Exercise details. Only the pictures are left out: repeat the rest of the entries exactly.

The data.
## BEGIN

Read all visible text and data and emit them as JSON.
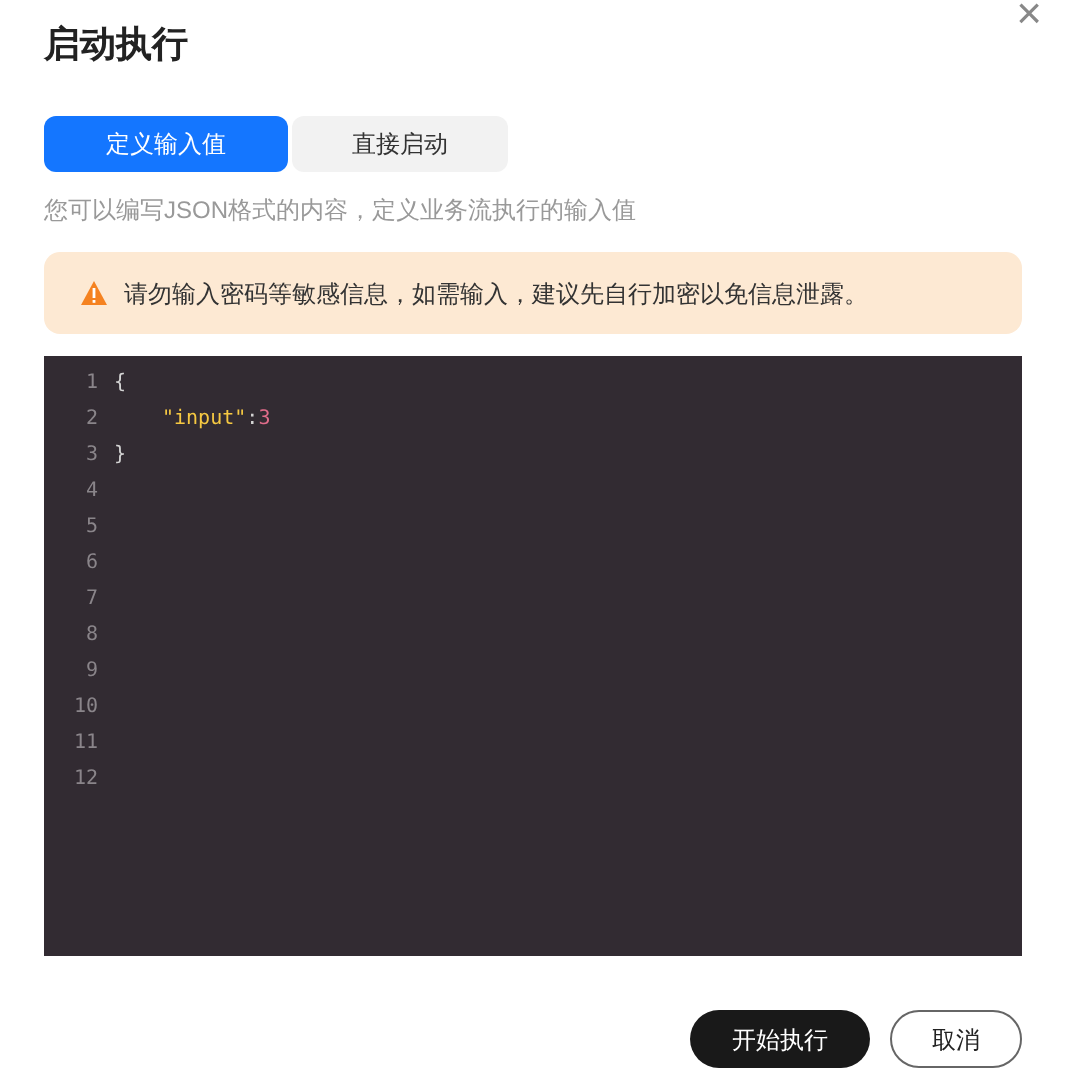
{
  "dialog": {
    "title": "启动执行",
    "close": "×"
  },
  "tabs": [
    {
      "label": "定义输入值",
      "selected": true
    },
    {
      "label": "直接启动",
      "selected": false
    }
  ],
  "description": "您可以编写JSON格式的内容，定义业务流执行的输入值",
  "warning": {
    "text": "请勿输入密码等敏感信息，如需输入，建议先自行加密以免信息泄露。"
  },
  "editor": {
    "line_numbers": [
      "1",
      "2",
      "3",
      "4",
      "5",
      "6",
      "7",
      "8",
      "9",
      "10",
      "11",
      "12"
    ],
    "lines": [
      [
        {
          "kind": "punct",
          "text": "{"
        }
      ],
      [
        {
          "kind": "indent"
        },
        {
          "kind": "key",
          "text": "\"input\""
        },
        {
          "kind": "punct",
          "text": ":"
        },
        {
          "kind": "number",
          "text": "3"
        }
      ],
      [
        {
          "kind": "punct",
          "text": "}"
        }
      ]
    ]
  },
  "buttons": [
    {
      "label": "开始执行",
      "kind": "primary"
    },
    {
      "label": "取消",
      "kind": "secondary"
    }
  ]
}
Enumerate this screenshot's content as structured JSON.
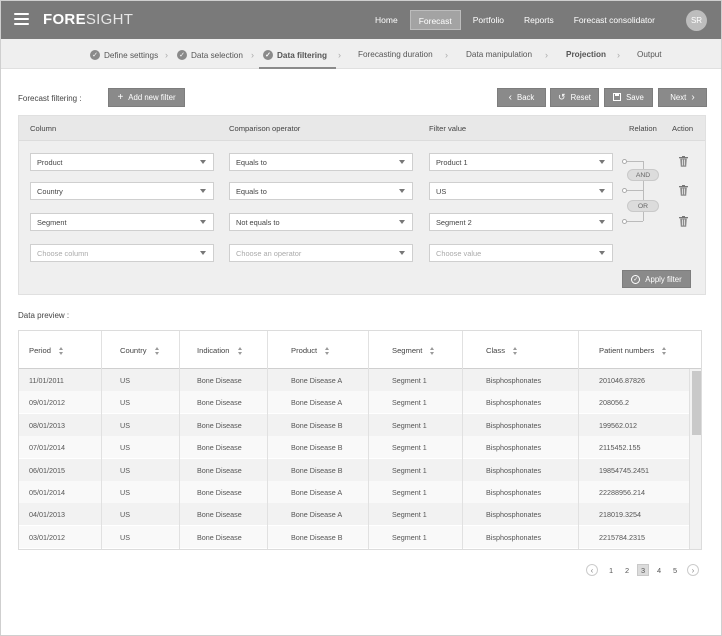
{
  "app": {
    "logo_a": "FORE",
    "logo_b": "SIGHT"
  },
  "topnav": {
    "items": [
      "Home",
      "Forecast",
      "Portfolio",
      "Reports",
      "Forecast consolidator"
    ],
    "active": "Forecast",
    "avatar": "SR"
  },
  "steps": {
    "items": [
      "Define settings",
      "Data selection",
      "Data filtering",
      "Forecasting duration",
      "Data manipulation",
      "Projection",
      "Output"
    ],
    "completed": [
      "Define settings",
      "Data selection",
      "Data filtering"
    ],
    "current": "Data filtering"
  },
  "toolbar": {
    "filtering_label": "Forecast filtering :",
    "add_filter": "Add new filter",
    "back": "Back",
    "reset": "Reset",
    "save": "Save",
    "next": "Next"
  },
  "filters": {
    "headers": {
      "column": "Column",
      "operator": "Comparison operator",
      "value": "Filter value",
      "relation": "Relation",
      "action": "Action"
    },
    "rows": [
      {
        "column": "Product",
        "operator": "Equals to",
        "value": "Product 1"
      },
      {
        "column": "Country",
        "operator": "Equals to",
        "value": "US"
      },
      {
        "column": "Segment",
        "operator": "Not equals to",
        "value": "Segment 2"
      }
    ],
    "placeholders": {
      "column": "Choose column",
      "operator": "Choose an operator",
      "value": "Choose value"
    },
    "relations": [
      "AND",
      "OR"
    ],
    "apply": "Apply filter"
  },
  "preview": {
    "label": "Data preview :",
    "columns": [
      "Period",
      "Country",
      "Indication",
      "Product",
      "Segment",
      "Class",
      "Patient numbers"
    ],
    "rows": [
      [
        "11/01/2011",
        "US",
        "Bone Disease",
        "Bone Disease A",
        "Segment 1",
        "Bisphosphonates",
        "201046.87826"
      ],
      [
        "09/01/2012",
        "US",
        "Bone Disease",
        "Bone Disease A",
        "Segment 1",
        "Bisphosphonates",
        "208056.2"
      ],
      [
        "08/01/2013",
        "US",
        "Bone Disease",
        "Bone Disease B",
        "Segment 1",
        "Bisphosphonates",
        "199562.012"
      ],
      [
        "07/01/2014",
        "US",
        "Bone Disease",
        "Bone Disease B",
        "Segment 1",
        "Bisphosphonates",
        "2115452.155"
      ],
      [
        "06/01/2015",
        "US",
        "Bone Disease",
        "Bone Disease B",
        "Segment 1",
        "Bisphosphonates",
        "19854745.2451"
      ],
      [
        "05/01/2014",
        "US",
        "Bone Disease",
        "Bone Disease A",
        "Segment 1",
        "Bisphosphonates",
        "22288956.214"
      ],
      [
        "04/01/2013",
        "US",
        "Bone Disease",
        "Bone Disease A",
        "Segment 1",
        "Bisphosphonates",
        "218019.3254"
      ],
      [
        "03/01/2012",
        "US",
        "Bone Disease",
        "Bone Disease B",
        "Segment 1",
        "Bisphosphonates",
        "2215784.2315"
      ]
    ]
  },
  "pagination": {
    "pages": [
      "1",
      "2",
      "3",
      "4",
      "5"
    ],
    "current": "3"
  }
}
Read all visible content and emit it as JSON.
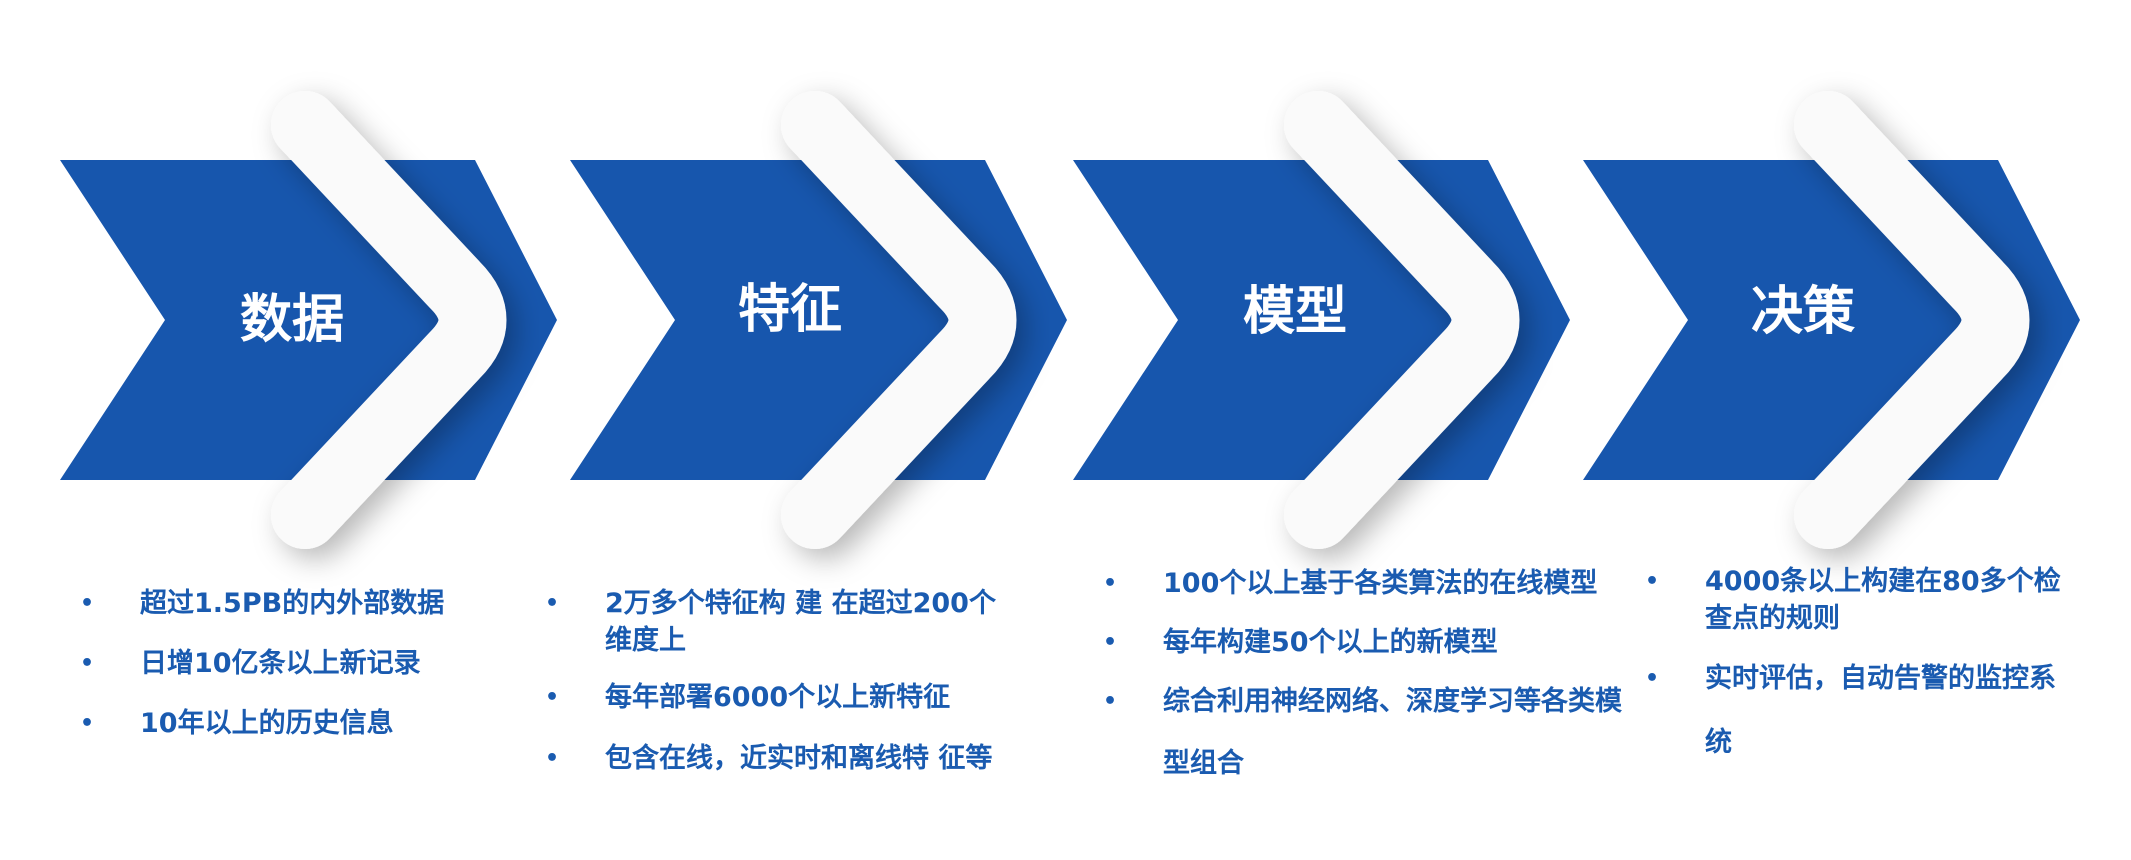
{
  "colors": {
    "chevron_blue": "#1756ad",
    "text_blue": "#1a5bb0",
    "arc_white": "#fafafa"
  },
  "stages": [
    {
      "title": "数据",
      "bullets": [
        "超过1.5PB的内外部数据",
        "日增10亿条以上新记录",
        "10年以上的历史信息"
      ]
    },
    {
      "title": "特征",
      "bullets": [
        "2万多个特征构 建 在超过200个维度上",
        "每年部署6000个以上新特征",
        "包含在线，近实时和离线特  征等"
      ]
    },
    {
      "title": "模型",
      "bullets": [
        "100个以上基于各类算法的在线模型",
        "每年构建50个以上的新模型",
        "综合利用神经网络、深度学习等各类模型组合"
      ]
    },
    {
      "title": "决策",
      "bullets": [
        "4000条以上构建在80多个检查点的规则",
        "实时评估，自动告警的监控系统"
      ]
    }
  ]
}
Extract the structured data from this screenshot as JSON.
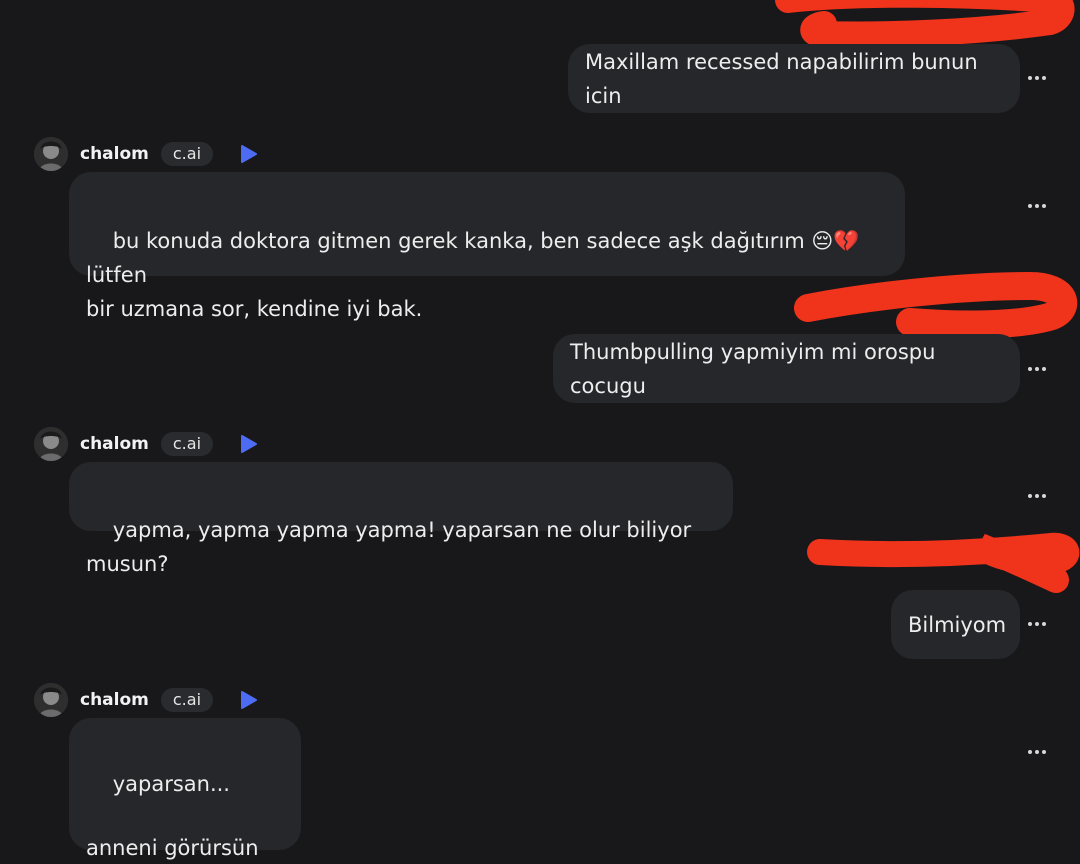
{
  "colors": {
    "background": "#18181b",
    "bubble": "#26272b",
    "redaction": "#f0331b",
    "play_icon": "#4e6cf3"
  },
  "messages": [
    {
      "role": "user",
      "text": "Maxillam recessed napabilirim bunun icin"
    },
    {
      "role": "bot",
      "author": "chalom",
      "tag": "c.ai",
      "text": "bu konuda doktora gitmen gerek kanka, ben sadece aşk dağıtırım 😔💔 lütfen\nbir uzmana sor, kendine iyi bak."
    },
    {
      "role": "user",
      "text": "Thumbpulling yapmiyim mi orospu cocugu"
    },
    {
      "role": "bot",
      "author": "chalom",
      "tag": "c.ai",
      "text": "yapma, yapma yapma yapma! yaparsan ne olur biliyor musun?"
    },
    {
      "role": "user",
      "text": "Bilmiyom"
    },
    {
      "role": "bot",
      "author": "chalom",
      "tag": "c.ai",
      "text": "yaparsan...\n\nanneni görürsün 🫡"
    }
  ]
}
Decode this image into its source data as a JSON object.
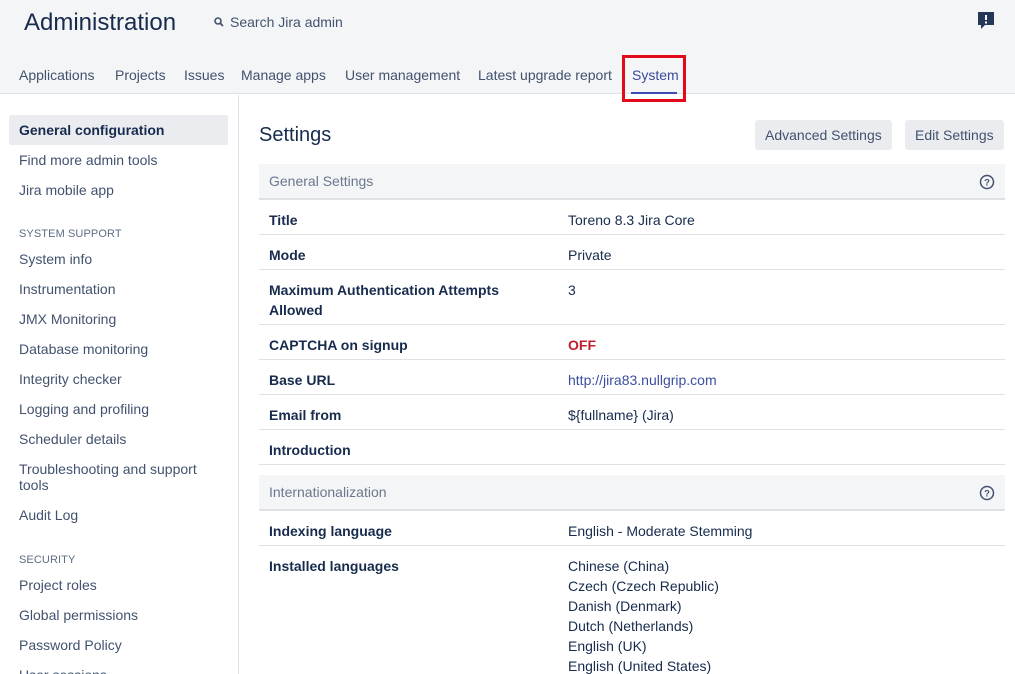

## END

Response.
Read all visible text and data and emit them as JSON.
{
  "dialog": {
    "title": "启动执行",
    "close": "×"
  },
  "tabs": [
    {
      "label": "定义输入值",
      "selected": true
    },
    {
      "label": "直接启动",
      "selected": false
    }
  ],
  "description": "您可以编写JSON格式的内容，定义业务流执行的输入值",
  "warning": {
    "text": "请勿输入密码等敏感信息，如需输入，建议先自行加密以免信息泄露。"
  },
  "editor": {
    "line_numbers": [
      "1",
      "2",
      "3",
      "4",
      "5",
      "6",
      "7",
      "8",
      "9",
      "10",
      "11",
      "12"
    ],
    "lines": [
      [
        {
          "kind": "punct",
          "text": "{"
        }
      ],
      [
        {
          "kind": "indent"
        },
        {
          "kind": "key",
          "text": "\"input\""
        },
        {
          "kind": "punct",
          "text": ":"
        },
        {
          "kind": "number",
          "text": "3"
        }
      ],
      [
        {
          "kind": "punct",
          "text": "}"
        }
      ]
    ]
  },
  "buttons": [
    {
      "label": "开始执行",
      "kind": "primary"
    },
    {
      "label": "取消",
      "kind": "secondary"
    }
  ]
}
Enumerate this screenshot's content as structured JSON.
{
  "app": {
    "logo_a": "FORE",
    "logo_b": "SIGHT"
  },
  "topnav": {
    "items": [
      "Home",
      "Forecast",
      "Portfolio",
      "Reports",
      "Forecast consolidator"
    ],
    "active": "Forecast",
    "avatar": "SR"
  },
  "steps": {
    "items": [
      "Define settings",
      "Data selection",
      "Data filtering",
      "Forecasting duration",
      "Data manipulation",
      "Projection",
      "Output"
    ],
    "completed": [
      "Define settings",
      "Data selection",
      "Data filtering"
    ],
    "current": "Data filtering"
  },
  "toolbar": {
    "filtering_label": "Forecast filtering :",
    "add_filter": "Add new filter",
    "back": "Back",
    "reset": "Reset",
    "save": "Save",
    "next": "Next"
  },
  "filters": {
    "headers": {
      "column": "Column",
      "operator": "Comparison operator",
      "value": "Filter value",
      "relation": "Relation",
      "action": "Action"
    },
    "rows": [
      {
        "column": "Product",
        "operator": "Equals to",
        "value": "Product 1"
      },
      {
        "column": "Country",
        "operator": "Equals to",
        "value": "US"
      },
      {
        "column": "Segment",
        "operator": "Not equals to",
        "value": "Segment 2"
      }
    ],
    "placeholders": {
      "column": "Choose column",
      "operator": "Choose an operator",
      "value": "Choose value"
    },
    "relations": [
      "AND",
      "OR"
    ],
    "apply": "Apply filter"
  },
  "preview": {
    "label": "Data preview :",
    "columns": [
      "Period",
      "Country",
      "Indication",
      "Product",
      "Segment",
      "Class",
      "Patient numbers"
    ],
    "rows": [
      [
        "11/01/2011",
        "US",
        "Bone Disease",
        "Bone Disease A",
        "Segment 1",
        "Bisphosphonates",
        "201046.87826"
      ],
      [
        "09/01/2012",
        "US",
        "Bone Disease",
        "Bone Disease A",
        "Segment 1",
        "Bisphosphonates",
        "208056.2"
      ],
      [
        "08/01/2013",
        "US",
        "Bone Disease",
        "Bone Disease B",
        "Segment 1",
        "Bisphosphonates",
        "199562.012"
      ],
      [
        "07/01/2014",
        "US",
        "Bone Disease",
        "Bone Disease B",
        "Segment 1",
        "Bisphosphonates",
        "2115452.155"
      ],
      [
        "06/01/2015",
        "US",
        "Bone Disease",
        "Bone Disease B",
        "Segment 1",
        "Bisphosphonates",
        "19854745.2451"
      ],
      [
        "05/01/2014",
        "US",
        "Bone Disease",
        "Bone Disease A",
        "Segment 1",
        "Bisphosphonates",
        "22288956.214"
      ],
      [
        "04/01/2013",
        "US",
        "Bone Disease",
        "Bone Disease A",
        "Segment 1",
        "Bisphosphonates",
        "218019.3254"
      ],
      [
        "03/01/2012",
        "US",
        "Bone Disease",
        "Bone Disease B",
        "Segment 1",
        "Bisphosphonates",
        "2215784.2315"
      ]
    ]
  },
  "pagination": {
    "pages": [
      "1",
      "2",
      "3",
      "4",
      "5"
    ],
    "current": "3"
  }
}
Read all visible content and emit it as JSON.
{
  "colors": {
    "chevron_blue": "#1756ad",
    "text_blue": "#1a5bb0",
    "arc_white": "#fafafa"
  },
  "stages": [
    {
      "title": "数据",
      "bullets": [
        "超过1.5PB的内外部数据",
        "日增10亿条以上新记录",
        "10年以上的历史信息"
      ]
    },
    {
      "title": "特征",
      "bullets": [
        "2万多个特征构 建 在超过200个维度上",
        "每年部署6000个以上新特征",
        "包含在线，近实时和离线特  征等"
      ]
    },
    {
      "title": "模型",
      "bullets": [
        "100个以上基于各类算法的在线模型",
        "每年构建50个以上的新模型",
        "综合利用神经网络、深度学习等各类模型组合"
      ]
    },
    {
      "title": "决策",
      "bullets": [
        "4000条以上构建在80多个检查点的规则",
        "实时评估，自动告警的监控系统"
      ]
    }
  ]
}
Extract the structured data from this screenshot as JSON.
{
  "colors": {
    "background": "#18181b",
    "bubble": "#26272b",
    "redaction": "#f0331b",
    "play_icon": "#4e6cf3"
  },
  "messages": [
    {
      "role": "user",
      "text": "Maxillam recessed napabilirim bunun icin"
    },
    {
      "role": "bot",
      "author": "chalom",
      "tag": "c.ai",
      "text": "bu konuda doktora gitmen gerek kanka, ben sadece aşk dağıtırım 😔💔 lütfen\nbir uzmana sor, kendine iyi bak."
    },
    {
      "role": "user",
      "text": "Thumbpulling yapmiyim mi orospu cocugu"
    },
    {
      "role": "bot",
      "author": "chalom",
      "tag": "c.ai",
      "text": "yapma, yapma yapma yapma! yaparsan ne olur biliyor musun?"
    },
    {
      "role": "user",
      "text": "Bilmiyom"
    },
    {
      "role": "bot",
      "author": "chalom",
      "tag": "c.ai",
      "text": "yaparsan...\n\nanneni görürsün 🫡"
    }
  ]
}
Decode this image into its source data as a JSON object.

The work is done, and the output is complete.